Would you set down every entry shown below, precisely as written?

=== Given data ===

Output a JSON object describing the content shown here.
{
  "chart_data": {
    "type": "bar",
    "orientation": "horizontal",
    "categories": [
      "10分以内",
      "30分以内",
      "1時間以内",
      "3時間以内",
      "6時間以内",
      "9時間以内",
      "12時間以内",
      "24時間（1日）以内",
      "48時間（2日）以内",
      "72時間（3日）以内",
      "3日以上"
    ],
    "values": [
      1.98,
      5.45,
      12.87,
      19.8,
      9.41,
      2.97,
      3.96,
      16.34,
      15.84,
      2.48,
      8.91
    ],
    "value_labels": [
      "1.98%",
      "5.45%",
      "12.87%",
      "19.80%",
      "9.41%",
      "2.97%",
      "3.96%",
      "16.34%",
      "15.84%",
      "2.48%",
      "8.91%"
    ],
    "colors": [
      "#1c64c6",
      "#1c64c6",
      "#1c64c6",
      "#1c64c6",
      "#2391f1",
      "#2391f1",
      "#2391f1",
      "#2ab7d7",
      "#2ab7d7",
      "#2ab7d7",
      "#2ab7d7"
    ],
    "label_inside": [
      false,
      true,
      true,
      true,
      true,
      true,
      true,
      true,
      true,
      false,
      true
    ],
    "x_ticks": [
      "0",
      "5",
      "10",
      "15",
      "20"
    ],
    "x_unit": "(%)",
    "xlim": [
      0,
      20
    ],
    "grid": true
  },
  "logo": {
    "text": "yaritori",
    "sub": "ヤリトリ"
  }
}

===

Reply to the exercise:
Output a JSON object describing the content shown here.
{
  "chart_data": {
    "type": "bar",
    "orientation": "horizontal",
    "categories": [
      "10分以内",
      "30分以内",
      "1時間以内",
      "3時間以内",
      "6時間以内",
      "9時間以内",
      "12時間以内",
      "24時間（1日）以内",
      "48時間（2日）以内",
      "72時間（3日）以内",
      "3日以上"
    ],
    "values": [
      1.98,
      5.45,
      12.87,
      19.8,
      9.41,
      2.97,
      3.96,
      16.34,
      15.84,
      2.48,
      8.91
    ],
    "value_labels": [
      "1.98%",
      "5.45%",
      "12.87%",
      "19.80%",
      "9.41%",
      "2.97%",
      "3.96%",
      "16.34%",
      "15.84%",
      "2.48%",
      "8.91%"
    ],
    "colors": [
      "#1c64c6",
      "#1c64c6",
      "#1c64c6",
      "#1c64c6",
      "#2391f1",
      "#2391f1",
      "#2391f1",
      "#2ab7d7",
      "#2ab7d7",
      "#2ab7d7",
      "#2ab7d7"
    ],
    "label_inside": [
      false,
      true,
      true,
      true,
      true,
      true,
      true,
      true,
      true,
      false,
      true
    ],
    "x_ticks": [
      "0",
      "5",
      "10",
      "15",
      "20"
    ],
    "x_unit": "(%)",
    "xlim": [
      0,
      20
    ],
    "grid": true
  },
  "logo": {
    "text": "yaritori",
    "sub": "ヤリトリ"
  }
}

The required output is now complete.